* What is being asked
Work out how many lines of the data hold the string "this", and reply with that number alone.

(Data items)
•••••

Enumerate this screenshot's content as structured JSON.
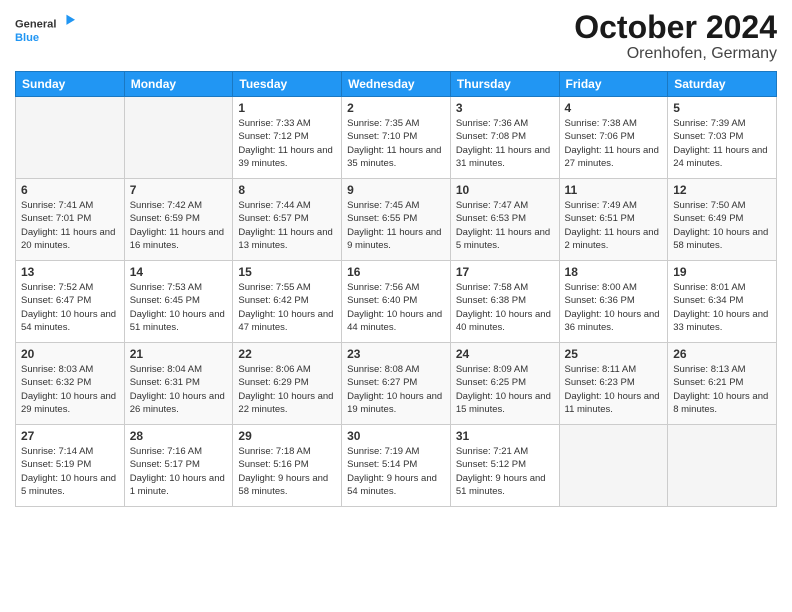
{
  "header": {
    "logo_general": "General",
    "logo_blue": "Blue",
    "month": "October 2024",
    "location": "Orenhofen, Germany"
  },
  "days_of_week": [
    "Sunday",
    "Monday",
    "Tuesday",
    "Wednesday",
    "Thursday",
    "Friday",
    "Saturday"
  ],
  "weeks": [
    [
      {
        "day": "",
        "info": ""
      },
      {
        "day": "",
        "info": ""
      },
      {
        "day": "1",
        "info": "Sunrise: 7:33 AM\nSunset: 7:12 PM\nDaylight: 11 hours and 39 minutes."
      },
      {
        "day": "2",
        "info": "Sunrise: 7:35 AM\nSunset: 7:10 PM\nDaylight: 11 hours and 35 minutes."
      },
      {
        "day": "3",
        "info": "Sunrise: 7:36 AM\nSunset: 7:08 PM\nDaylight: 11 hours and 31 minutes."
      },
      {
        "day": "4",
        "info": "Sunrise: 7:38 AM\nSunset: 7:06 PM\nDaylight: 11 hours and 27 minutes."
      },
      {
        "day": "5",
        "info": "Sunrise: 7:39 AM\nSunset: 7:03 PM\nDaylight: 11 hours and 24 minutes."
      }
    ],
    [
      {
        "day": "6",
        "info": "Sunrise: 7:41 AM\nSunset: 7:01 PM\nDaylight: 11 hours and 20 minutes."
      },
      {
        "day": "7",
        "info": "Sunrise: 7:42 AM\nSunset: 6:59 PM\nDaylight: 11 hours and 16 minutes."
      },
      {
        "day": "8",
        "info": "Sunrise: 7:44 AM\nSunset: 6:57 PM\nDaylight: 11 hours and 13 minutes."
      },
      {
        "day": "9",
        "info": "Sunrise: 7:45 AM\nSunset: 6:55 PM\nDaylight: 11 hours and 9 minutes."
      },
      {
        "day": "10",
        "info": "Sunrise: 7:47 AM\nSunset: 6:53 PM\nDaylight: 11 hours and 5 minutes."
      },
      {
        "day": "11",
        "info": "Sunrise: 7:49 AM\nSunset: 6:51 PM\nDaylight: 11 hours and 2 minutes."
      },
      {
        "day": "12",
        "info": "Sunrise: 7:50 AM\nSunset: 6:49 PM\nDaylight: 10 hours and 58 minutes."
      }
    ],
    [
      {
        "day": "13",
        "info": "Sunrise: 7:52 AM\nSunset: 6:47 PM\nDaylight: 10 hours and 54 minutes."
      },
      {
        "day": "14",
        "info": "Sunrise: 7:53 AM\nSunset: 6:45 PM\nDaylight: 10 hours and 51 minutes."
      },
      {
        "day": "15",
        "info": "Sunrise: 7:55 AM\nSunset: 6:42 PM\nDaylight: 10 hours and 47 minutes."
      },
      {
        "day": "16",
        "info": "Sunrise: 7:56 AM\nSunset: 6:40 PM\nDaylight: 10 hours and 44 minutes."
      },
      {
        "day": "17",
        "info": "Sunrise: 7:58 AM\nSunset: 6:38 PM\nDaylight: 10 hours and 40 minutes."
      },
      {
        "day": "18",
        "info": "Sunrise: 8:00 AM\nSunset: 6:36 PM\nDaylight: 10 hours and 36 minutes."
      },
      {
        "day": "19",
        "info": "Sunrise: 8:01 AM\nSunset: 6:34 PM\nDaylight: 10 hours and 33 minutes."
      }
    ],
    [
      {
        "day": "20",
        "info": "Sunrise: 8:03 AM\nSunset: 6:32 PM\nDaylight: 10 hours and 29 minutes."
      },
      {
        "day": "21",
        "info": "Sunrise: 8:04 AM\nSunset: 6:31 PM\nDaylight: 10 hours and 26 minutes."
      },
      {
        "day": "22",
        "info": "Sunrise: 8:06 AM\nSunset: 6:29 PM\nDaylight: 10 hours and 22 minutes."
      },
      {
        "day": "23",
        "info": "Sunrise: 8:08 AM\nSunset: 6:27 PM\nDaylight: 10 hours and 19 minutes."
      },
      {
        "day": "24",
        "info": "Sunrise: 8:09 AM\nSunset: 6:25 PM\nDaylight: 10 hours and 15 minutes."
      },
      {
        "day": "25",
        "info": "Sunrise: 8:11 AM\nSunset: 6:23 PM\nDaylight: 10 hours and 11 minutes."
      },
      {
        "day": "26",
        "info": "Sunrise: 8:13 AM\nSunset: 6:21 PM\nDaylight: 10 hours and 8 minutes."
      }
    ],
    [
      {
        "day": "27",
        "info": "Sunrise: 7:14 AM\nSunset: 5:19 PM\nDaylight: 10 hours and 5 minutes."
      },
      {
        "day": "28",
        "info": "Sunrise: 7:16 AM\nSunset: 5:17 PM\nDaylight: 10 hours and 1 minute."
      },
      {
        "day": "29",
        "info": "Sunrise: 7:18 AM\nSunset: 5:16 PM\nDaylight: 9 hours and 58 minutes."
      },
      {
        "day": "30",
        "info": "Sunrise: 7:19 AM\nSunset: 5:14 PM\nDaylight: 9 hours and 54 minutes."
      },
      {
        "day": "31",
        "info": "Sunrise: 7:21 AM\nSunset: 5:12 PM\nDaylight: 9 hours and 51 minutes."
      },
      {
        "day": "",
        "info": ""
      },
      {
        "day": "",
        "info": ""
      }
    ]
  ]
}
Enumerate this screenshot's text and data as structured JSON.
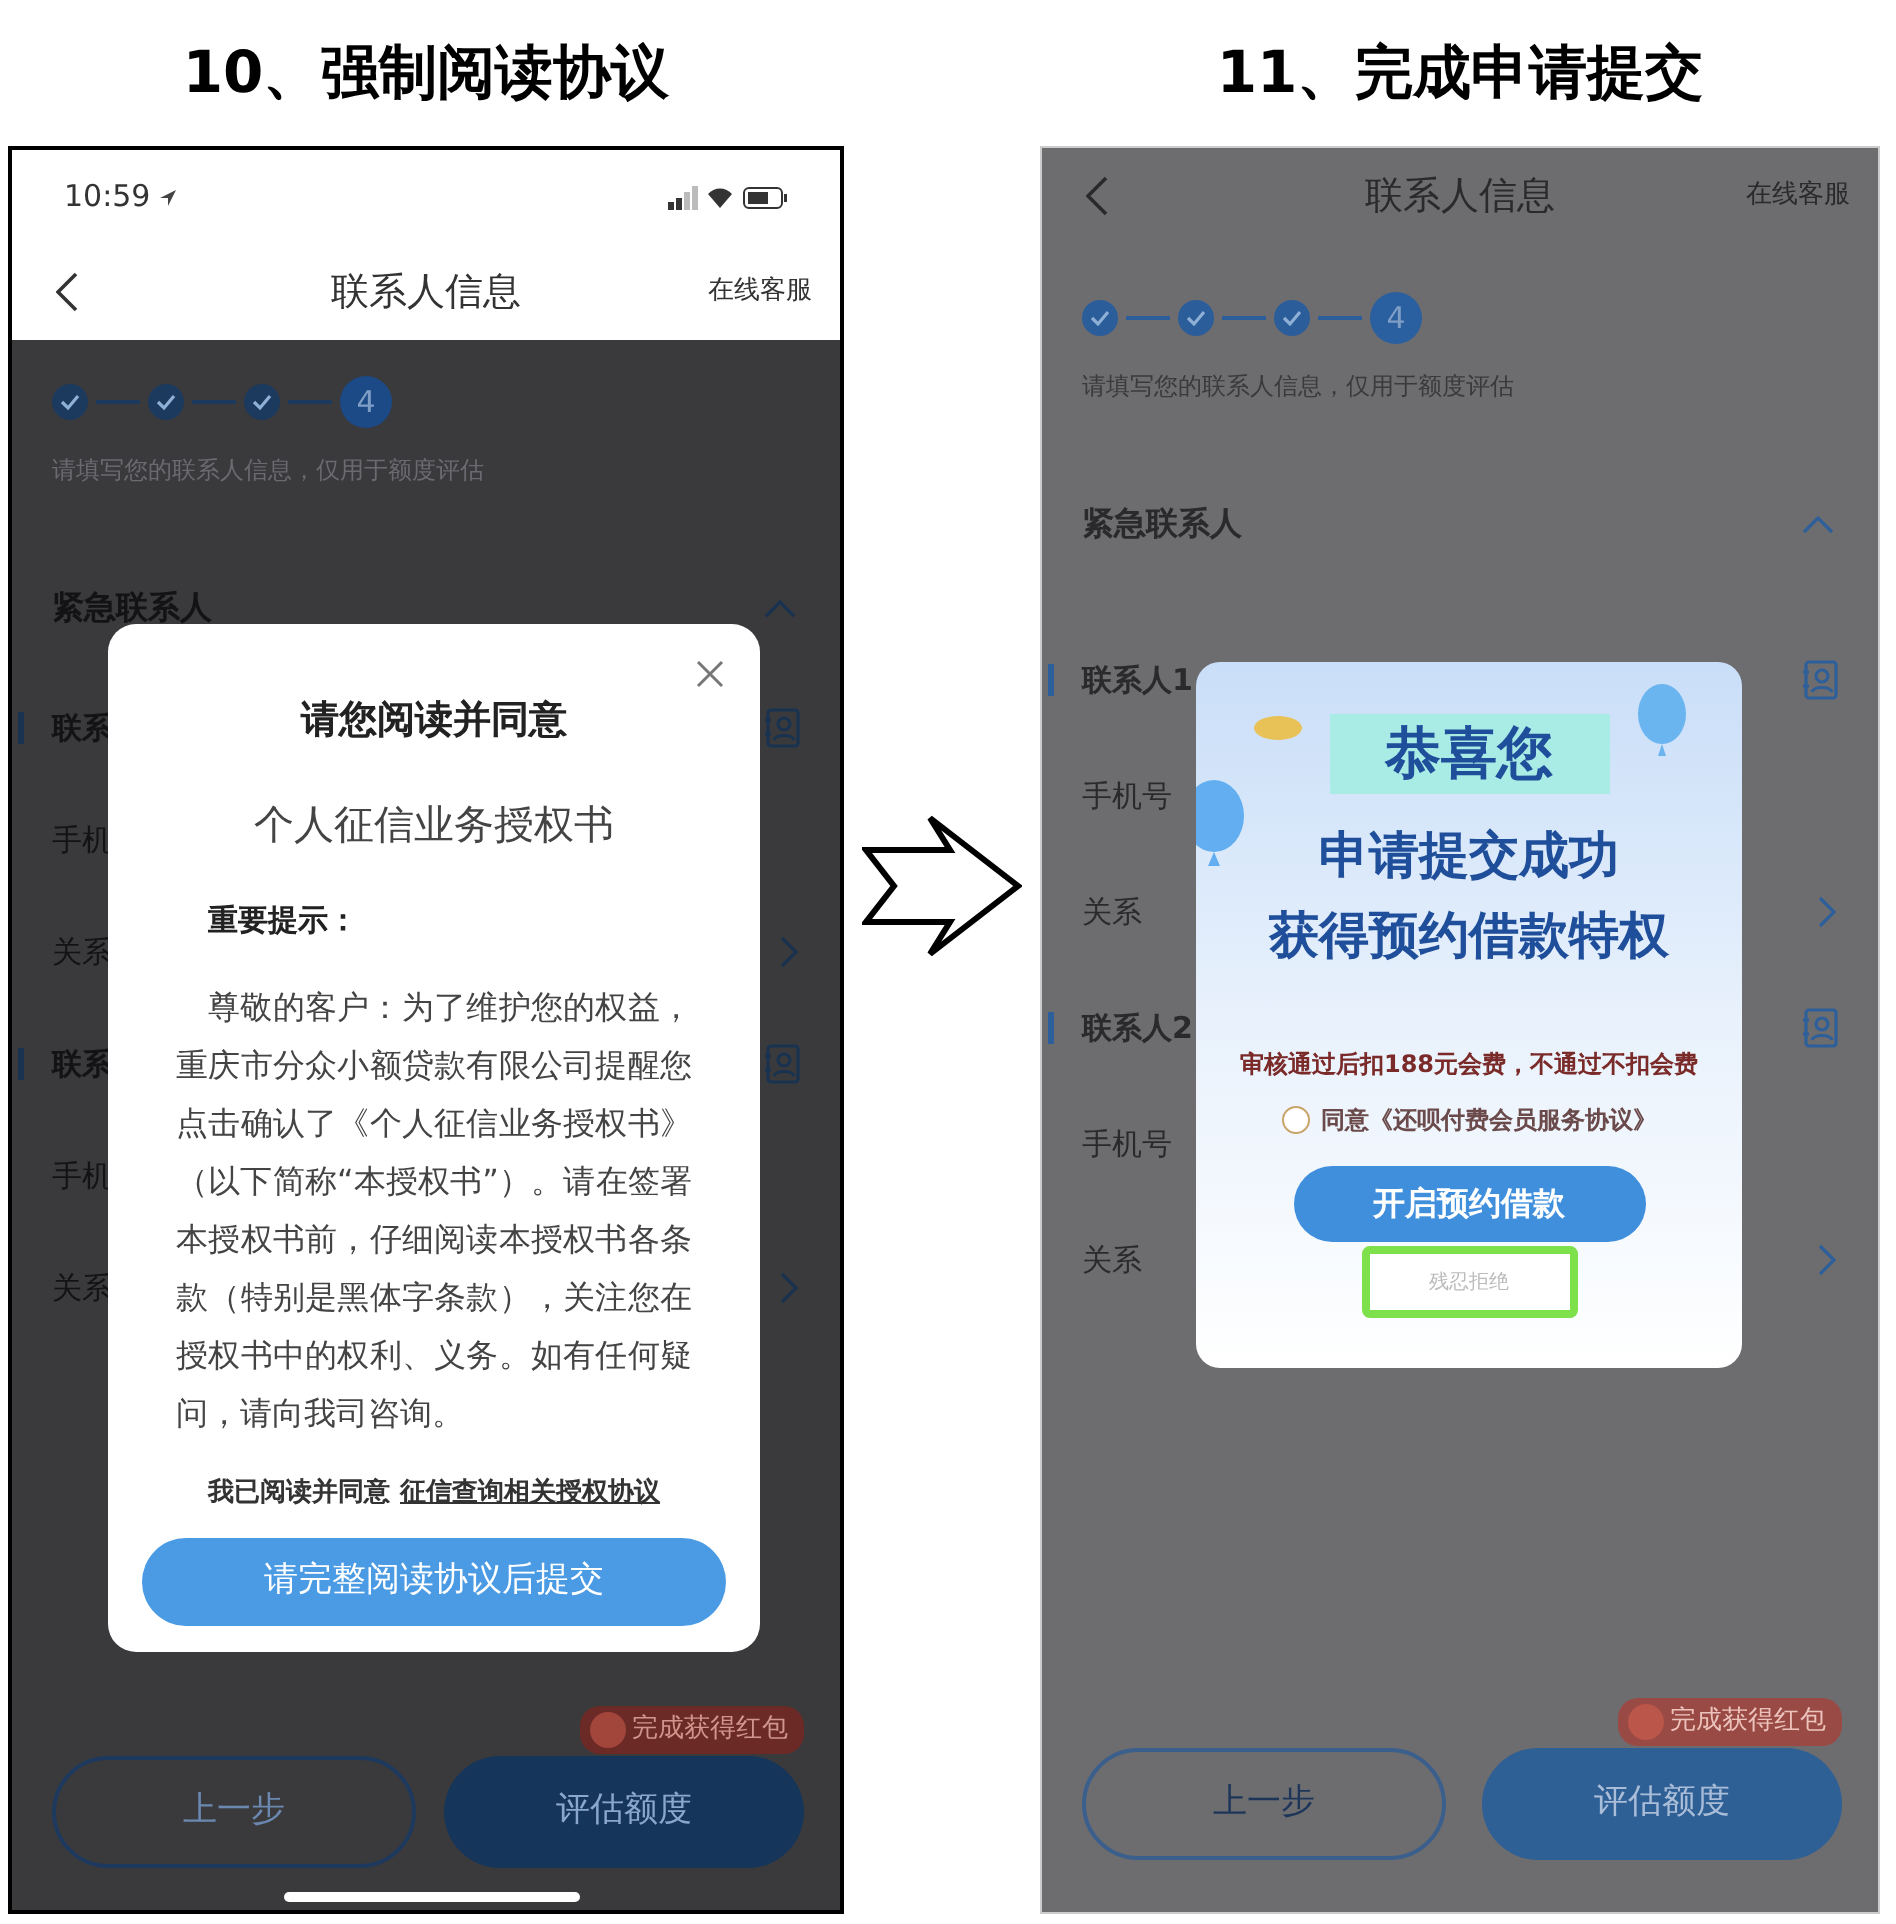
{
  "screens": [
    {
      "caption": "10、强制阅读协议",
      "status_bar": {
        "time": "10:59"
      },
      "nav": {
        "title": "联系人信息",
        "action": "在线客服"
      },
      "steps": [
        {
          "done": true
        },
        {
          "done": true
        },
        {
          "done": true
        },
        {
          "done": false,
          "number": "4"
        }
      ],
      "hint": "请填写您的联系人信息，仅用于额度评估",
      "section": {
        "title": "紧急联系人",
        "expanded": true
      },
      "rows": [
        {
          "label": "联系",
          "kind": "contact"
        },
        {
          "label": "手机",
          "kind": "field"
        },
        {
          "label": "关系",
          "kind": "select"
        },
        {
          "label": "联系",
          "kind": "contact"
        },
        {
          "label": "手机",
          "kind": "field"
        },
        {
          "label": "关系",
          "kind": "select"
        }
      ],
      "footer": {
        "back": "上一步",
        "next": "评估额度",
        "badge": "完成获得红包"
      },
      "dialog": {
        "kind": "agreement",
        "title": "请您阅读并同意",
        "doc_title": "个人征信业务授权书",
        "notice_heading": "重要提示：",
        "body": "尊敬的客户：为了维护您的权益，重庆市分众小额贷款有限公司提醒您点击确认了《个人征信业务授权书》（以下简称“本授权书”）。请在签署本授权书前，仔细阅读本授权书各条款（特别是黑体字条款），关注您在授权书中的权利、义务。如有任何疑问，请向我司咨询。",
        "consent": "我已阅读并同意",
        "consent_link": "征信查询相关授权协议",
        "submit": "请完整阅读协议后提交"
      }
    },
    {
      "caption": "11、完成申请提交",
      "nav": {
        "title": "联系人信息",
        "action": "在线客服"
      },
      "steps": [
        {
          "done": true
        },
        {
          "done": true
        },
        {
          "done": true
        },
        {
          "done": false,
          "number": "4"
        }
      ],
      "hint": "请填写您的联系人信息，仅用于额度评估",
      "section": {
        "title": "紧急联系人",
        "expanded": true
      },
      "rows": [
        {
          "label": "联系人1",
          "kind": "contact"
        },
        {
          "label": "手机号",
          "kind": "field"
        },
        {
          "label": "关系",
          "kind": "select"
        },
        {
          "label": "联系人2",
          "kind": "contact"
        },
        {
          "label": "手机号",
          "kind": "field"
        },
        {
          "label": "关系",
          "kind": "select"
        }
      ],
      "footer": {
        "back": "上一步",
        "next": "评估额度",
        "badge": "完成获得红包"
      },
      "dialog": {
        "kind": "success",
        "title": "恭喜您",
        "headline": [
          "申请提交成功",
          "获得预约借款特权"
        ],
        "fee": "审核通过后扣188元会费，不通过不扣会费",
        "agree": {
          "checked": false,
          "label": "同意《还呗付费会员服务协议》"
        },
        "primary": "开启预约借款",
        "decline": {
          "label": "残忍拒绝",
          "highlighted": true
        }
      }
    }
  ]
}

•••••

* Task result
2